**Exercise objective**
Give only the number of lines in these records that contain the word "name".
++++++++
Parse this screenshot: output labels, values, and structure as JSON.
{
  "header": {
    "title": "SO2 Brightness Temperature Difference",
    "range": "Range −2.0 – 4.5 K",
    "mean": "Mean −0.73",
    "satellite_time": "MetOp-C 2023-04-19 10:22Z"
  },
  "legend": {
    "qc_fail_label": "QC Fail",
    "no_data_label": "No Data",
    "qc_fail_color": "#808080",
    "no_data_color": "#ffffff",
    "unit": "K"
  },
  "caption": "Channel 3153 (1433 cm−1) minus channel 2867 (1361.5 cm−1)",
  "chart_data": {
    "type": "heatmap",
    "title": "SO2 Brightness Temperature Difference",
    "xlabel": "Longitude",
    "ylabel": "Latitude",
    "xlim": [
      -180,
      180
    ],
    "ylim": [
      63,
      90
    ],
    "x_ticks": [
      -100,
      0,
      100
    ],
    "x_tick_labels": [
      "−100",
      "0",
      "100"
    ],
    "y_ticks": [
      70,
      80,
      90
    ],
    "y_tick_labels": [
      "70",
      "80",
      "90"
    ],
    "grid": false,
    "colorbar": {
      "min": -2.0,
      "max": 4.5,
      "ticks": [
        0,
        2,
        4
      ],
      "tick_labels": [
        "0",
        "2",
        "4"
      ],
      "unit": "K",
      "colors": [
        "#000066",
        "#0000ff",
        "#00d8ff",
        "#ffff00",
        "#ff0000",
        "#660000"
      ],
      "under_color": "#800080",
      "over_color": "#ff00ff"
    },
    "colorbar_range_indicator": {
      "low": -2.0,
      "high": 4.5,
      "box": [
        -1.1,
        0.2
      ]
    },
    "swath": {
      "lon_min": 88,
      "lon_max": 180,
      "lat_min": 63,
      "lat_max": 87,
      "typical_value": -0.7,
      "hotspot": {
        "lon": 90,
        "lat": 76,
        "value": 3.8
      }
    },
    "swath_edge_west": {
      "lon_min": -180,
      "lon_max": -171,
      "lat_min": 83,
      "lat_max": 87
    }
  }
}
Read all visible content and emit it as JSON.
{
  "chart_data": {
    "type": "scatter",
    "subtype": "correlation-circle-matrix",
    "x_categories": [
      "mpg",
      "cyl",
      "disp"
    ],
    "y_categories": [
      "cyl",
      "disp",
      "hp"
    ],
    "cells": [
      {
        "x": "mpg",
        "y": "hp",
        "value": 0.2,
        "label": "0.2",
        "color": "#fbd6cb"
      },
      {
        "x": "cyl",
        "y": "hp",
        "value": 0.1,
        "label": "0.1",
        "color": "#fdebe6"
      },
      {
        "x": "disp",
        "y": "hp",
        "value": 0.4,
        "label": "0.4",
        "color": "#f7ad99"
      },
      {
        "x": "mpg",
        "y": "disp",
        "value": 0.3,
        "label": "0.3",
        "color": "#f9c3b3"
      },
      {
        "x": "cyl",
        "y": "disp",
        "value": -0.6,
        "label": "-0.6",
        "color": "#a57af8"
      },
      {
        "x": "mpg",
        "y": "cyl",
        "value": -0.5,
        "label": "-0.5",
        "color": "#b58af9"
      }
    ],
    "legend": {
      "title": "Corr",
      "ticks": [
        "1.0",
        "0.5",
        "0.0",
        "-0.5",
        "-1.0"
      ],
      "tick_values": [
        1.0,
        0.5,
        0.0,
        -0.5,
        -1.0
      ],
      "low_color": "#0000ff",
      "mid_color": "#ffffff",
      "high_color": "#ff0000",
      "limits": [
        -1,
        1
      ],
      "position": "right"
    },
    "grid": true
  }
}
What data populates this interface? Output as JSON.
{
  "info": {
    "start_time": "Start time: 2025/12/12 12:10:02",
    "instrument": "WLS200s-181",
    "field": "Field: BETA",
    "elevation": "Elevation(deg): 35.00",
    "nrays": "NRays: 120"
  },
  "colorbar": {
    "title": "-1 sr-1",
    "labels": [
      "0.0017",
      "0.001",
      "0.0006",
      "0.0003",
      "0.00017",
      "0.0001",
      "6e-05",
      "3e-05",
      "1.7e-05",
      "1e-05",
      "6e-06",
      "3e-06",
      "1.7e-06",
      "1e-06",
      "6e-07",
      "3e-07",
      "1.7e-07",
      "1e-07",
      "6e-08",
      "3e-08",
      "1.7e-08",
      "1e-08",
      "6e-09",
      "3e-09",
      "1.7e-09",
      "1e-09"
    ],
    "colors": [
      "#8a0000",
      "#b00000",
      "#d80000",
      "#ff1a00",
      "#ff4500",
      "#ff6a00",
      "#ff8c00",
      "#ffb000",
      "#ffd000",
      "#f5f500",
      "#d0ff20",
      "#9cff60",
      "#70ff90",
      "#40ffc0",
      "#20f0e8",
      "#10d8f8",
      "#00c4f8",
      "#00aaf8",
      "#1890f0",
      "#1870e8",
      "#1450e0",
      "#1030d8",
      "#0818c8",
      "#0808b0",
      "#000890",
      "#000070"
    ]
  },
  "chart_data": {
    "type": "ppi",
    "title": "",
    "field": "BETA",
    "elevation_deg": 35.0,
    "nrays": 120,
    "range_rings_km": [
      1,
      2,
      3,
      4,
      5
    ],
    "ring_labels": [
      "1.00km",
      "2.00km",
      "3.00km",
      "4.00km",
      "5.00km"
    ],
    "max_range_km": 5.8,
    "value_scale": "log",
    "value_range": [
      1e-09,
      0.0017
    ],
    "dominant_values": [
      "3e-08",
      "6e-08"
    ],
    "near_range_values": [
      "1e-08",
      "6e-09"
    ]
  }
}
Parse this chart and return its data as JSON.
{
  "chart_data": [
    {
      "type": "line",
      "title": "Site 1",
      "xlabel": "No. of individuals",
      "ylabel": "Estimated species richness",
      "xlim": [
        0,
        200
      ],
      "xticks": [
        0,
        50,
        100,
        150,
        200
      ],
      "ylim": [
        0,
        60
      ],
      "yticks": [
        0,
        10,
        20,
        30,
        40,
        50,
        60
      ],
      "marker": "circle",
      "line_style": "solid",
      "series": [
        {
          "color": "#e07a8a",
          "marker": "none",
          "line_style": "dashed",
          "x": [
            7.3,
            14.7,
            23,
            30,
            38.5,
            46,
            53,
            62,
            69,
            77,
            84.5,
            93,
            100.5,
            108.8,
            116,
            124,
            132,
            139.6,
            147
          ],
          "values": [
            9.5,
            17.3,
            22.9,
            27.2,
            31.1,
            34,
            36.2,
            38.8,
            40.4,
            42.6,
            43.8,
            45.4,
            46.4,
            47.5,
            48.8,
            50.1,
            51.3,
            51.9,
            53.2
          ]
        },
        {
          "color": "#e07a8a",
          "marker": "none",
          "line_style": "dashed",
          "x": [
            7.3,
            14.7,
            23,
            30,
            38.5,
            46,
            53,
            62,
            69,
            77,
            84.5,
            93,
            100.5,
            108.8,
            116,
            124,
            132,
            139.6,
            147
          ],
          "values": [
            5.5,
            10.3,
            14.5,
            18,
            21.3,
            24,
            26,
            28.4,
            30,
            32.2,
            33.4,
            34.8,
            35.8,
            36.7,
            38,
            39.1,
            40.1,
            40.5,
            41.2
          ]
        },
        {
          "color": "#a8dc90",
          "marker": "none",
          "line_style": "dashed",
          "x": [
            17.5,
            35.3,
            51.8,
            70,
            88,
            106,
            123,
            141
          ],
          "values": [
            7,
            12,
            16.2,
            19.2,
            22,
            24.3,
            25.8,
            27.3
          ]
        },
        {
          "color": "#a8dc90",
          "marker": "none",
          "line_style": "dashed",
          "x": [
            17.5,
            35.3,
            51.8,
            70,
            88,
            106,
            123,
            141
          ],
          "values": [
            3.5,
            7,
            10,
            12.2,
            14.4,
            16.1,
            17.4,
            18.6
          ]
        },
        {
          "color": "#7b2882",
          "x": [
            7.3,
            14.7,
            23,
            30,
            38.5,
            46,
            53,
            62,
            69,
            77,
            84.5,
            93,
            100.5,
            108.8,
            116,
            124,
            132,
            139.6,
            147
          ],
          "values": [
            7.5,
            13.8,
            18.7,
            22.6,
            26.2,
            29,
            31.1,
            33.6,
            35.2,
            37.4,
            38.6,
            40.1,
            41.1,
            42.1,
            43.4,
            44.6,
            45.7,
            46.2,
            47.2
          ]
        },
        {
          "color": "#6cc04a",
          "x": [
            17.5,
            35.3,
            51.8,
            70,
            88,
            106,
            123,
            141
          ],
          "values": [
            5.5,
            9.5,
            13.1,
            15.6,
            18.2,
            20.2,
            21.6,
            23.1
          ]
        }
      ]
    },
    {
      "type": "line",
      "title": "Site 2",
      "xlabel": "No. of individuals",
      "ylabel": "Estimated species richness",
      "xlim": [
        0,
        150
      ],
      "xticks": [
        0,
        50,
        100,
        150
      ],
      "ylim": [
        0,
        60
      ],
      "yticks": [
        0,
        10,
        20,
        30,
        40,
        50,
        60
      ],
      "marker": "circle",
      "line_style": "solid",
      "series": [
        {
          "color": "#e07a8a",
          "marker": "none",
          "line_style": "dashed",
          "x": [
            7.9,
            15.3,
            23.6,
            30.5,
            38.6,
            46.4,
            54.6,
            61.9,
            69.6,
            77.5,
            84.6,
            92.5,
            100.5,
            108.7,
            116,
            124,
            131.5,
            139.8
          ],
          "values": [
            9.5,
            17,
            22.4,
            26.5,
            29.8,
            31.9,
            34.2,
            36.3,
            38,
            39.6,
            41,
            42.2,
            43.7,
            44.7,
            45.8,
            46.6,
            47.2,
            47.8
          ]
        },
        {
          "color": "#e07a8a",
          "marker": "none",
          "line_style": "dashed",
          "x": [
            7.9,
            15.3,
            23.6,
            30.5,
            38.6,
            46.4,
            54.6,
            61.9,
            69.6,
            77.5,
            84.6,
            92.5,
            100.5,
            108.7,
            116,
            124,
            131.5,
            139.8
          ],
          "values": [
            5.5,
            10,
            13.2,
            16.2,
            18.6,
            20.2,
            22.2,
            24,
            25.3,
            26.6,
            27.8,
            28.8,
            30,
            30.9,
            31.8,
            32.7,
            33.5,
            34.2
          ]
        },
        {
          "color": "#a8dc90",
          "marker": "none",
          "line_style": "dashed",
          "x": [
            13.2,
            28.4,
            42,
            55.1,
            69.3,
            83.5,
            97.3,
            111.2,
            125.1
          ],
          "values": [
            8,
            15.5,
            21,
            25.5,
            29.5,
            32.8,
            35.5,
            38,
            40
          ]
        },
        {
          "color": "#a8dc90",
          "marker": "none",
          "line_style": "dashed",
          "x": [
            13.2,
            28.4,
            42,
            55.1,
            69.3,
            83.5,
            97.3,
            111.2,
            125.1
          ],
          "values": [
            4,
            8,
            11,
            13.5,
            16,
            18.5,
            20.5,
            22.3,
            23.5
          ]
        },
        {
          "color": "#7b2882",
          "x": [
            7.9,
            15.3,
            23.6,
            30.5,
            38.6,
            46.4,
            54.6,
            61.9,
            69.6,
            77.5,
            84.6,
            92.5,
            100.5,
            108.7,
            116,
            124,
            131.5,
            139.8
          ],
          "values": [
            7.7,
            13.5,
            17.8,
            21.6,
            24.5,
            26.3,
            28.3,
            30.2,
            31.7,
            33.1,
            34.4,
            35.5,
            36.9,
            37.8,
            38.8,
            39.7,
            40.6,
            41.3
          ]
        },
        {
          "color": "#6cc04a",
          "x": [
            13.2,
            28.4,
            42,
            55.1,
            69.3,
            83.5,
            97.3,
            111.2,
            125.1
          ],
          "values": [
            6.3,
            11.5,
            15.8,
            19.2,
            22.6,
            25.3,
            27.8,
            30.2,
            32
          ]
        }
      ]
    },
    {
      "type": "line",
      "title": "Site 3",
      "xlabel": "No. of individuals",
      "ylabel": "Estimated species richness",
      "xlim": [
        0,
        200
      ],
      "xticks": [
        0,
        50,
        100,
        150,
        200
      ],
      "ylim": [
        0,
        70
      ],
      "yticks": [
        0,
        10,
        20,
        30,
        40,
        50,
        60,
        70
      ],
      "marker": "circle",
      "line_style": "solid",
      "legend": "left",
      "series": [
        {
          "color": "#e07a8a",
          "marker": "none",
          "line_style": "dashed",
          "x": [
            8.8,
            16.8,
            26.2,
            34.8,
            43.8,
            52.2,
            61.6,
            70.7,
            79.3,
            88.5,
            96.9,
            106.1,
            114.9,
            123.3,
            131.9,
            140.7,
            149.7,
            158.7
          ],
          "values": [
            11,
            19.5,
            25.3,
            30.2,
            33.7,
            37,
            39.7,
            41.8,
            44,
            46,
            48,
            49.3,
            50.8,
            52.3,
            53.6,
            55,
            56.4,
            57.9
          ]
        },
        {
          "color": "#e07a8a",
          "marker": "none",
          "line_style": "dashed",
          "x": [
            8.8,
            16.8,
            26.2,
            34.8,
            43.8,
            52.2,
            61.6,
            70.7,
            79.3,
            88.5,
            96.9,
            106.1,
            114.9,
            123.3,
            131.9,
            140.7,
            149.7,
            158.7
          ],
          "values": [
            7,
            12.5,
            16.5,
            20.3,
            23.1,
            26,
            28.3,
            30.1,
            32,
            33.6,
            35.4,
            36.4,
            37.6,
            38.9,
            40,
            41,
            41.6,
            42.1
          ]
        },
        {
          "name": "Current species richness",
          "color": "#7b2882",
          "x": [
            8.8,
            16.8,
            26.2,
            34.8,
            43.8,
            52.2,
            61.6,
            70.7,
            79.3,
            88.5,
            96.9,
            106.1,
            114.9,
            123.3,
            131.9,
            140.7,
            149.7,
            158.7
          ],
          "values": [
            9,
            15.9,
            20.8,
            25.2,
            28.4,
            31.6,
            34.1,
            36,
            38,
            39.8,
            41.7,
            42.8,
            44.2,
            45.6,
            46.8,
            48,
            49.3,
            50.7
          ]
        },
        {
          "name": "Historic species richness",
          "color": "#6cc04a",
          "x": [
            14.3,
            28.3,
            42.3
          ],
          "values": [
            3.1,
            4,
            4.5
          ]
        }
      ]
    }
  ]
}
++++++++
**Exercise response**
2